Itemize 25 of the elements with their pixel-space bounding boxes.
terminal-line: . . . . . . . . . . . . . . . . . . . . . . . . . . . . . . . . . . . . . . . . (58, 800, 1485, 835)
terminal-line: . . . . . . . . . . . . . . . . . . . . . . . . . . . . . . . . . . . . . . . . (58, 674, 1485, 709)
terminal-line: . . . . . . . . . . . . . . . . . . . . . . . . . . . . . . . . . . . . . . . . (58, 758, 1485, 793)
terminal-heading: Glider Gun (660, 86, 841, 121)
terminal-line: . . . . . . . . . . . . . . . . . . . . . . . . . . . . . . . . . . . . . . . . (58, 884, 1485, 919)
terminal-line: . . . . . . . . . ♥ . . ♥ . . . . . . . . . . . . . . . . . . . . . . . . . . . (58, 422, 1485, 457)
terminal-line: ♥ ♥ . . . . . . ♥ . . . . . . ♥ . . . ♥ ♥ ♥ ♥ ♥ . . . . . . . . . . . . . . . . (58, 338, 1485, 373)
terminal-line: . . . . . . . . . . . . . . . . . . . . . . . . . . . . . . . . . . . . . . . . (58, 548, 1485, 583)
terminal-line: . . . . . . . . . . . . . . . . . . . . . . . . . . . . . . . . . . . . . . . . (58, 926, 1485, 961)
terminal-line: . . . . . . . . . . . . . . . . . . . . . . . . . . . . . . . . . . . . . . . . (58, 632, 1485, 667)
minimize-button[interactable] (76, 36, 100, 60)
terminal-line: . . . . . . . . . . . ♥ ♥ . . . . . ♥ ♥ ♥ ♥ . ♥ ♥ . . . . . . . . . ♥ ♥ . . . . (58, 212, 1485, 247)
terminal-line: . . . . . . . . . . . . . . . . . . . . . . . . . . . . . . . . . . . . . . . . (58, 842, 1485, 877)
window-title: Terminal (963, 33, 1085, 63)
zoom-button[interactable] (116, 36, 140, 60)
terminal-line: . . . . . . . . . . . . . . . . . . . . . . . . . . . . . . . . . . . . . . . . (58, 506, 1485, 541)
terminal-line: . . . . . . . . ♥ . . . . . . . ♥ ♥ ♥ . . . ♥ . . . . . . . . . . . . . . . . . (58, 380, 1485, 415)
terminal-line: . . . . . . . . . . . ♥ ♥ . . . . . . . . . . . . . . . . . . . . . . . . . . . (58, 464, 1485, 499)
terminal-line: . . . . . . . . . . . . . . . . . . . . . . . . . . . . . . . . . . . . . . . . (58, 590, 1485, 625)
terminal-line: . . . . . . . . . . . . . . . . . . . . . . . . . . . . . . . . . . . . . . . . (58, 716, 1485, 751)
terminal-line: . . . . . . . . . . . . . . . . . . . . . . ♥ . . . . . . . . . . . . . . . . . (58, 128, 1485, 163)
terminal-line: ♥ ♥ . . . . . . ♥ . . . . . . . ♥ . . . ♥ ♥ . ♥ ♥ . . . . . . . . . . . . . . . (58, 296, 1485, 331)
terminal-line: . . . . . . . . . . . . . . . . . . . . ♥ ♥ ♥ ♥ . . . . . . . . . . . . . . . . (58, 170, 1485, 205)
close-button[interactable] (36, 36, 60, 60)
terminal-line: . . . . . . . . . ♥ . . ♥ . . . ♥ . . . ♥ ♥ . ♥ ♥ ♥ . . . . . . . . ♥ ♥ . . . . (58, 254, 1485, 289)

Task objective. Copy the records from the first line through the line that contains "800, 1485, 835)", replacing "pixel-space" with "screen-space" and changing nothing else.

Response to the task.
Itemize 25 of the elements with their screen-space bounding boxes.
terminal-line: . . . . . . . . . . . . . . . . . . . . . . . . . . . . . . . . . . . . . . . . (58, 800, 1485, 835)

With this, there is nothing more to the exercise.